— Recorded information —
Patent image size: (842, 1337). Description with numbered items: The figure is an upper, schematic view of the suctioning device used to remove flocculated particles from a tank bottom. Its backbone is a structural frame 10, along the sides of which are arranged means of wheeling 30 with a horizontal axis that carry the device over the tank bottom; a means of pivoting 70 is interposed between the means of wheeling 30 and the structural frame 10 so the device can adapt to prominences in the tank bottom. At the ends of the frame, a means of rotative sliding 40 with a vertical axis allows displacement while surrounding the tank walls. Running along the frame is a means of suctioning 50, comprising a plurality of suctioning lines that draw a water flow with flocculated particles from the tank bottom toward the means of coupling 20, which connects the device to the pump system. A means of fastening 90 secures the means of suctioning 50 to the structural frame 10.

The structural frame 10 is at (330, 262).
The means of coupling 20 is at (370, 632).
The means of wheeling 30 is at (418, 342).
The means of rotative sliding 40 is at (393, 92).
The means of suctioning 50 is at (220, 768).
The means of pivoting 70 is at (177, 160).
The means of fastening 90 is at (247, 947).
==
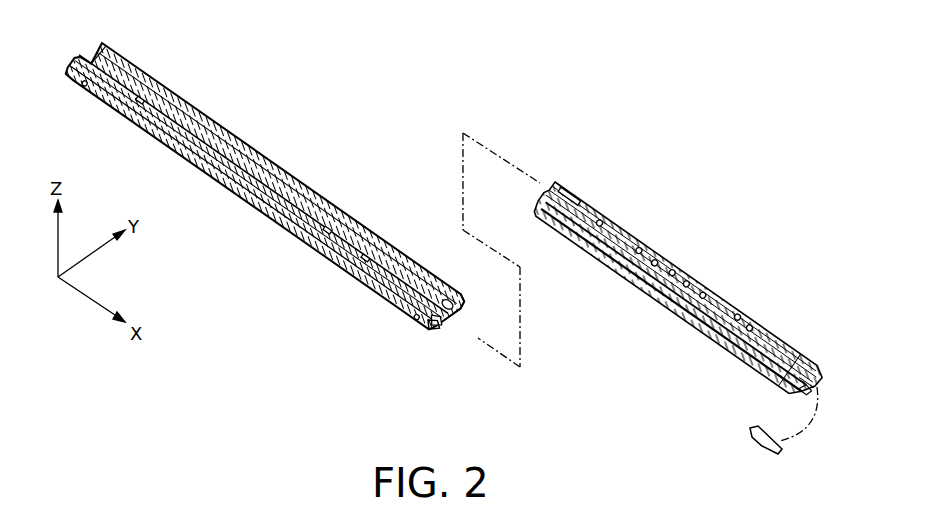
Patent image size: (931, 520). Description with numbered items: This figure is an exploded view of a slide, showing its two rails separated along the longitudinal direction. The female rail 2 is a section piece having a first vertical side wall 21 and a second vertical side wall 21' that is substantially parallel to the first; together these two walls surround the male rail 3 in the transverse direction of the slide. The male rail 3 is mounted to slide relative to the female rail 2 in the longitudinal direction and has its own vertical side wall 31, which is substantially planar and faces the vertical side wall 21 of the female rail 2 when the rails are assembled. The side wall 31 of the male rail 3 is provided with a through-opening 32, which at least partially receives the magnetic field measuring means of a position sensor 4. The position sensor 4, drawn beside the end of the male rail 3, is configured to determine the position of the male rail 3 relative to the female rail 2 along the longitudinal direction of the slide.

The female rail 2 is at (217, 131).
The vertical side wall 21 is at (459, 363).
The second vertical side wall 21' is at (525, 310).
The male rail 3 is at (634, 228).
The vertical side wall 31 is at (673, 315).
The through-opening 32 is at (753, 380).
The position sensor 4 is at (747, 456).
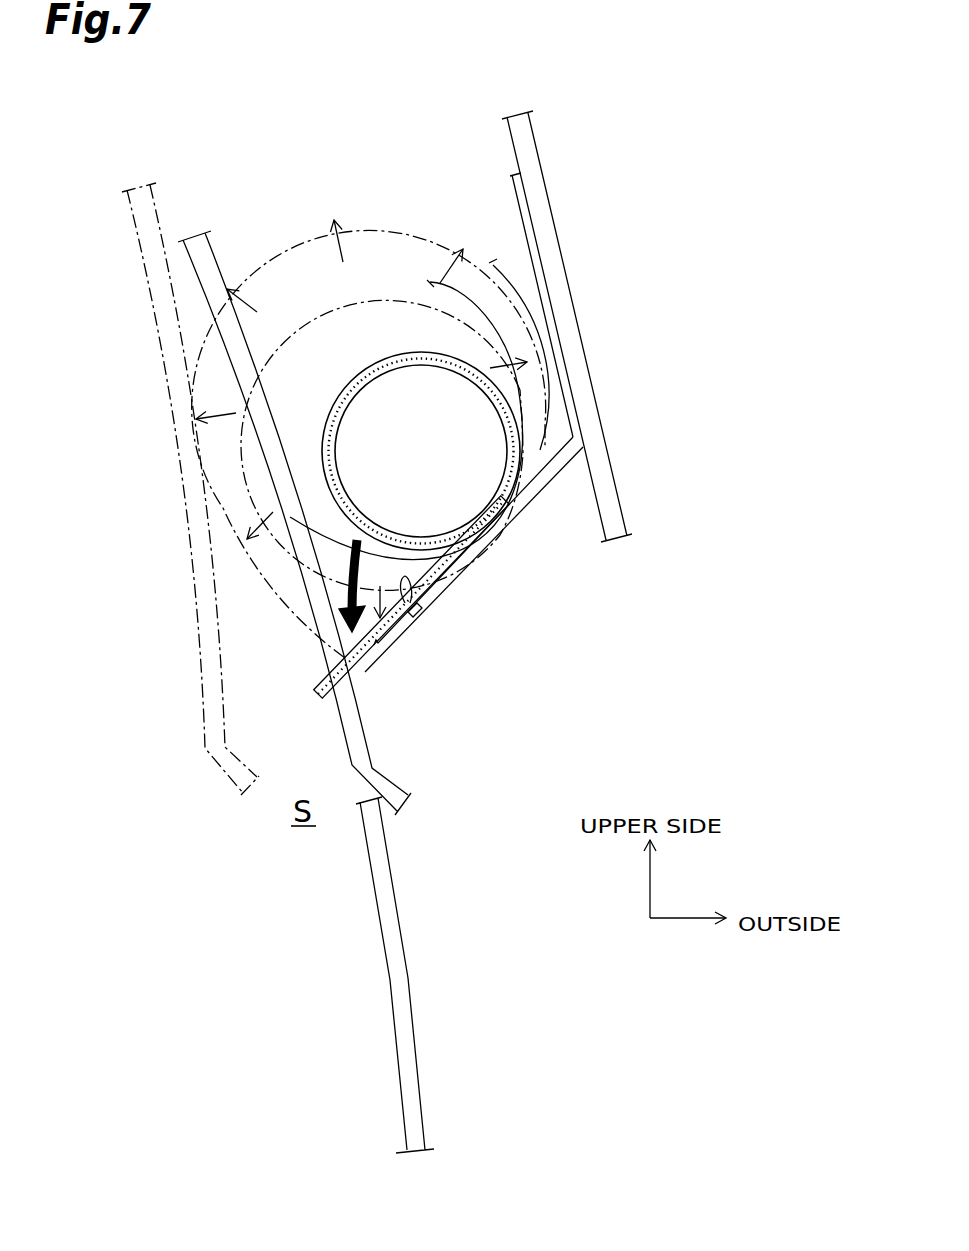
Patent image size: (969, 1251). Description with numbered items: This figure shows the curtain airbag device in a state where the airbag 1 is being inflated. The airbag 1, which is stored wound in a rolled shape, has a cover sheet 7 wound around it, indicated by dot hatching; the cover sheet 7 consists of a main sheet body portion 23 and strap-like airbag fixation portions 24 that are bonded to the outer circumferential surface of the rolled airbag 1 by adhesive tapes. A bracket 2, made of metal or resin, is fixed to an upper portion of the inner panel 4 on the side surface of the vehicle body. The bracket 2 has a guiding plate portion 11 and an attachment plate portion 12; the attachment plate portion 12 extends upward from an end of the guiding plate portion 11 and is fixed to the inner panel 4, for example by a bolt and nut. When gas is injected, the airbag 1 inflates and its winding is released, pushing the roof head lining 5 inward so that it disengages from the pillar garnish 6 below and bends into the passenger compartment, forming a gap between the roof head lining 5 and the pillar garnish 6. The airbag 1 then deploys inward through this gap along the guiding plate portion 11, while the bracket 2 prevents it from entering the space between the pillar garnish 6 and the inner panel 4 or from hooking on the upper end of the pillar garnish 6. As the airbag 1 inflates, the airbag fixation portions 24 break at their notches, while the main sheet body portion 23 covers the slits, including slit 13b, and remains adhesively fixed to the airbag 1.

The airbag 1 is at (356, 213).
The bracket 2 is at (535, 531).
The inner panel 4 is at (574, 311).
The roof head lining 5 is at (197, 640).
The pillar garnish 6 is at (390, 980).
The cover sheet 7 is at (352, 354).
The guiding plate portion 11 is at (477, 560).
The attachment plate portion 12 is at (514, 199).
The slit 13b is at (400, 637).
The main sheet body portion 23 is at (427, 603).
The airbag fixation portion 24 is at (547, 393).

— What is expected —
Take the lines starting with the one containing "Patent image size: (842, 1337)." and going on through the one containing "The means of fastening 90 is at (247, 947).". Write only those lines out again, substituting "diagrammatic" for "schematic" and changing nothing else.

— Response to the task —
Patent image size: (842, 1337). Description with numbered items: The figure is an upper, diagrammatic view of the suctioning device used to remove flocculated particles from a tank bottom. Its backbone is a structural frame 10, along the sides of which are arranged means of wheeling 30 with a horizontal axis that carry the device over the tank bottom; a means of pivoting 70 is interposed between the means of wheeling 30 and the structural frame 10 so the device can adapt to prominences in the tank bottom. At the ends of the frame, a means of rotative sliding 40 with a vertical axis allows displacement while surrounding the tank walls. Running along the frame is a means of suctioning 50, comprising a plurality of suctioning lines that draw a water flow with flocculated particles from the tank bottom toward the means of coupling 20, which connects the device to the pump system. A means of fastening 90 secures the means of suctioning 50 to the structural frame 10.

The structural frame 10 is at (330, 262).
The means of coupling 20 is at (370, 632).
The means of wheeling 30 is at (418, 342).
The means of rotative sliding 40 is at (393, 92).
The means of suctioning 50 is at (220, 768).
The means of pivoting 70 is at (177, 160).
The means of fastening 90 is at (247, 947).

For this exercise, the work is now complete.